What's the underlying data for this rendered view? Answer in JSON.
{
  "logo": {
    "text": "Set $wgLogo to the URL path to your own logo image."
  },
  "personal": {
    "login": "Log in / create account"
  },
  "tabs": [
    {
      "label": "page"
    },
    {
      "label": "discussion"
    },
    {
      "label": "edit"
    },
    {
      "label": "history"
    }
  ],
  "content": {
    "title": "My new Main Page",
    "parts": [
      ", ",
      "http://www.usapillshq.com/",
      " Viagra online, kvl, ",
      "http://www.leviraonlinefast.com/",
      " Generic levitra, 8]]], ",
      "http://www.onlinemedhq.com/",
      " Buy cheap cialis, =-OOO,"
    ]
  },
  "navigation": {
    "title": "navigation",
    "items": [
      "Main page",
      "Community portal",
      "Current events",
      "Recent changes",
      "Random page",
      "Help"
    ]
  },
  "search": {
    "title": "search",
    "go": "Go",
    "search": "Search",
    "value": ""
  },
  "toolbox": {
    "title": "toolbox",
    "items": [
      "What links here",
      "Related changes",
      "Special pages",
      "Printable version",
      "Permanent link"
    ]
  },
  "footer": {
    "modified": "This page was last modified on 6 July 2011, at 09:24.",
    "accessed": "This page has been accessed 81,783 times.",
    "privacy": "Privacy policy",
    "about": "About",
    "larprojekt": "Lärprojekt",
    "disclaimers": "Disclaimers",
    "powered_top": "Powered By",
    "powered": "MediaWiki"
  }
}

────────────────────

Problem to solve
Exactly as written, please output every entry.

Complete output
What's the underlying data for this rendered view? Answer in JSON.
{
  "logo": {
    "text": "Set $wgLogo to the URL path to your own logo image."
  },
  "personal": {
    "login": "Log in / create account"
  },
  "tabs": [
    {
      "label": "page"
    },
    {
      "label": "discussion"
    },
    {
      "label": "edit"
    },
    {
      "label": "history"
    }
  ],
  "content": {
    "title": "My new Main Page",
    "parts": [
      ", ",
      "http://www.usapillshq.com/",
      " Viagra online, kvl, ",
      "http://www.leviraonlinefast.com/",
      " Generic levitra, 8]]], ",
      "http://www.onlinemedhq.com/",
      " Buy cheap cialis, =-OOO,"
    ]
  },
  "navigation": {
    "title": "navigation",
    "items": [
      "Main page",
      "Community portal",
      "Current events",
      "Recent changes",
      "Random page",
      "Help"
    ]
  },
  "search": {
    "title": "search",
    "go": "Go",
    "search": "Search",
    "value": ""
  },
  "toolbox": {
    "title": "toolbox",
    "items": [
      "What links here",
      "Related changes",
      "Special pages",
      "Printable version",
      "Permanent link"
    ]
  },
  "footer": {
    "modified": "This page was last modified on 6 July 2011, at 09:24.",
    "accessed": "This page has been accessed 81,783 times.",
    "privacy": "Privacy policy",
    "about": "About",
    "larprojekt": "Lärprojekt",
    "disclaimers": "Disclaimers",
    "powered_top": "Powered By",
    "powered": "MediaWiki"
  }
}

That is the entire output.